▶ [Set exercise]: Work out how many lines have "development" in them. Give only that number.

▶ [Raw data]:
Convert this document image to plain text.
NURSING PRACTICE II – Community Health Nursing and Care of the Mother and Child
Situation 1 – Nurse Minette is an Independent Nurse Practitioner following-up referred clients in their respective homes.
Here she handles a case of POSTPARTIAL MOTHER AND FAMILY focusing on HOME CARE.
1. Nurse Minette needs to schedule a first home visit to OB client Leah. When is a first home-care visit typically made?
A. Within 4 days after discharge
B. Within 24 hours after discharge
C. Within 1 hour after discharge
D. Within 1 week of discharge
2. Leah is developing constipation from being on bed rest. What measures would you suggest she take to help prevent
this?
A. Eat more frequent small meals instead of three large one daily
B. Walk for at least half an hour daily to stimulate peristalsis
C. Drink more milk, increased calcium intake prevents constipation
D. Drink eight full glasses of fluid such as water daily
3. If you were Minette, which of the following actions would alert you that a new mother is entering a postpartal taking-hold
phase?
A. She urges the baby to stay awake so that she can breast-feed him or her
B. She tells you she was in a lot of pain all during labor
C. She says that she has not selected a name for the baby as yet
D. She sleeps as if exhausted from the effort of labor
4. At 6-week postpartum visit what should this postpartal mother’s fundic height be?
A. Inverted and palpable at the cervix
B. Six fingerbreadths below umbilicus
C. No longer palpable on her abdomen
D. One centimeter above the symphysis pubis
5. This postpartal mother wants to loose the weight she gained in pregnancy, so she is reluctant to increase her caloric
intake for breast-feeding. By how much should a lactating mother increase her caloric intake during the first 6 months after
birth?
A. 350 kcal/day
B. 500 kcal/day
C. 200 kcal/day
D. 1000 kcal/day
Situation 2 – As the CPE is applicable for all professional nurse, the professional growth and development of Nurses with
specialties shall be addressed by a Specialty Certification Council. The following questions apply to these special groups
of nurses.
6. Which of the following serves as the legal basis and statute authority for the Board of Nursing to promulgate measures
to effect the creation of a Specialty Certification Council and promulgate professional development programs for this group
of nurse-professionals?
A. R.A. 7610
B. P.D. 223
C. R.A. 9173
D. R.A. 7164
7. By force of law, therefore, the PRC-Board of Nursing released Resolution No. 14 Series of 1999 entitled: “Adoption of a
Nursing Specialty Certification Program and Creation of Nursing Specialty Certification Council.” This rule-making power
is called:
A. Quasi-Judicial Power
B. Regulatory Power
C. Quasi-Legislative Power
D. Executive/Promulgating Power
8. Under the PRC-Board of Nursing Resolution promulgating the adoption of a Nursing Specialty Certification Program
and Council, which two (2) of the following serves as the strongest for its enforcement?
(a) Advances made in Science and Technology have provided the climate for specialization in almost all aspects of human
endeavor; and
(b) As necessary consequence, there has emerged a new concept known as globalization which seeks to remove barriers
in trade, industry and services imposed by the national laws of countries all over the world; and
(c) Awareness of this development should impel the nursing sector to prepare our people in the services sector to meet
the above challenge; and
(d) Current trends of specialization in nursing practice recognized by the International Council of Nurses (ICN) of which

▶ [Response]: 3